# [STORED DATA]
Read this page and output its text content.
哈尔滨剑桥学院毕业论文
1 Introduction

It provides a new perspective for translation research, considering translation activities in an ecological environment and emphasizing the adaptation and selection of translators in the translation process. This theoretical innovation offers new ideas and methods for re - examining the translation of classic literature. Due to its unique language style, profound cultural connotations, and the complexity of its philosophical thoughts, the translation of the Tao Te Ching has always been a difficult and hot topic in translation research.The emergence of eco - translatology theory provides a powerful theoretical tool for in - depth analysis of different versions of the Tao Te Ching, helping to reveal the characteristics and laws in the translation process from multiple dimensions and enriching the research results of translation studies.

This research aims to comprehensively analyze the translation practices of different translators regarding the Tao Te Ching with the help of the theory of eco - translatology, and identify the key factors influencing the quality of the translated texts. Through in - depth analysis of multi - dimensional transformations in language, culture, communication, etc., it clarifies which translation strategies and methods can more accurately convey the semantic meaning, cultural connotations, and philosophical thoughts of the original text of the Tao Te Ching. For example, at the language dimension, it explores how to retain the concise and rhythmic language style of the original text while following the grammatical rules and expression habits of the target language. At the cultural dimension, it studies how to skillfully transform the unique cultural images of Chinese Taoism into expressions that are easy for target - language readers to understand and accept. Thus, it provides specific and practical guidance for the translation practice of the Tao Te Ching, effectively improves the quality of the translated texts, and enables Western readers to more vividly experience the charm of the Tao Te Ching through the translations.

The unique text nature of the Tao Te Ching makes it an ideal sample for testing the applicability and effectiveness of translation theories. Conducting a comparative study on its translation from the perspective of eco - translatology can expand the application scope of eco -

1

# [WHAT IS EXPECTED]
Go through the records and pull out each line that includes the word "text".

# [RESULT OF THE TASK]
Read this page and output its text content.
This research aims to comprehensively analyze the translation practices of different translators regarding the Tao Te Ching with the help of the theory of eco - translatology, and identify the key factors influencing the quality of the translated texts. Through in - depth analysis of multi - dimensional transformations in language, culture, communication, etc., it clarifies which translation strategies and methods can more accurately convey the semantic meaning, cultural connotations, and philosophical thoughts of the original text of the Tao Te Ching. For example, at the language dimension, it explores how to retain the concise and rhythmic language style of the original text while following the grammatical rules and expression habits of the target language. At the cultural dimension, it studies how to skillfully transform the unique cultural images of Chinese Taoism into expressions that are easy for target - language readers to understand and accept. Thus, it provides specific and practical guidance for the translation practice of the Tao Te Ching, effectively improves the quality of the translated texts, and enables Western readers to more vividly experience the charm of the Tao Te Ching through the translations.
The unique text nature of the Tao Te Ching makes it an ideal sample for testing the applicability and effectiveness of translation theories. Conducting a comparative study on its translation from the perspective of eco - translatology can expand the application scope of eco -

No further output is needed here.